**Data shown:**
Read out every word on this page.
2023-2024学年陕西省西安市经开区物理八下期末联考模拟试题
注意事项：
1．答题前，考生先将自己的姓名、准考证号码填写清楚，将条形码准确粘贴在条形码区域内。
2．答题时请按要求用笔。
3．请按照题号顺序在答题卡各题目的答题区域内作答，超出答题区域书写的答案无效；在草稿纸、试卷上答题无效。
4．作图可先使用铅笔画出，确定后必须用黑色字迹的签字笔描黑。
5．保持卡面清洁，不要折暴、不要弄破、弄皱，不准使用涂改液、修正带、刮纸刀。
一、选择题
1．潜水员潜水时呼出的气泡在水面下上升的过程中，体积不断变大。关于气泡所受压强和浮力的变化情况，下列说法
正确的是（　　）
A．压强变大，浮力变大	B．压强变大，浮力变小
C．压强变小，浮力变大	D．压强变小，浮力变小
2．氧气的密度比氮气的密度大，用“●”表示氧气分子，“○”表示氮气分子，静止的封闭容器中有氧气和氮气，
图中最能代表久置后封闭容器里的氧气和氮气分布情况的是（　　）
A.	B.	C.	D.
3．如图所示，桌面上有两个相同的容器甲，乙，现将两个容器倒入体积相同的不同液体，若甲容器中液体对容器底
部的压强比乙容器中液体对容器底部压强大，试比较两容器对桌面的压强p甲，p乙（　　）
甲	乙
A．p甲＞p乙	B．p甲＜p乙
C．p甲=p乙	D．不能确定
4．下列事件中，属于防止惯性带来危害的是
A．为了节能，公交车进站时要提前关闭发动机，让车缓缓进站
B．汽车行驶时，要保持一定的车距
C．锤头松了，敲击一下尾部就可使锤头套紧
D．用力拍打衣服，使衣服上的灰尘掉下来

**Task prompt:** Write the listing out again, exactly as shown above.

**Solution to this exercise:**
Read out every word on this page.
2023-2024学年陕西省西安市经开区物理八下期末联考模拟试题
注意事项：
1．答题前，考生先将自己的姓名、准考证号码填写清楚，将条形码准确粘贴在条形码区域内。
2．答题时请按要求用笔。
3．请按照题号顺序在答题卡各题目的答题区域内作答，超出答题区域书写的答案无效；在草稿纸、试卷上答题无效。
4．作图可先使用铅笔画出，确定后必须用黑色字迹的签字笔描黑。
5．保持卡面清洁，不要折暴、不要弄破、弄皱，不准使用涂改液、修正带、刮纸刀。
一、选择题
1．潜水员潜水时呼出的气泡在水面下上升的过程中，体积不断变大。关于气泡所受压强和浮力的变化情况，下列说法
正确的是（　　）
A．压强变大，浮力变大	B．压强变大，浮力变小
C．压强变小，浮力变大	D．压强变小，浮力变小
2．氧气的密度比氮气的密度大，用“●”表示氧气分子，“○”表示氮气分子，静止的封闭容器中有氧气和氮气，
图中最能代表久置后封闭容器里的氧气和氮气分布情况的是（　　）
A.	B.	C.	D.
3．如图所示，桌面上有两个相同的容器甲，乙，现将两个容器倒入体积相同的不同液体，若甲容器中液体对容器底
部的压强比乙容器中液体对容器底部压强大，试比较两容器对桌面的压强p甲，p乙（　　）
甲	乙
A．p甲＞p乙	B．p甲＜p乙
C．p甲=p乙	D．不能确定
4．下列事件中，属于防止惯性带来危害的是
A．为了节能，公交车进站时要提前关闭发动机，让车缓缓进站
B．汽车行驶时，要保持一定的车距
C．锤头松了，敲击一下尾部就可使锤头套紧
D．用力拍打衣服，使衣服上的灰尘掉下来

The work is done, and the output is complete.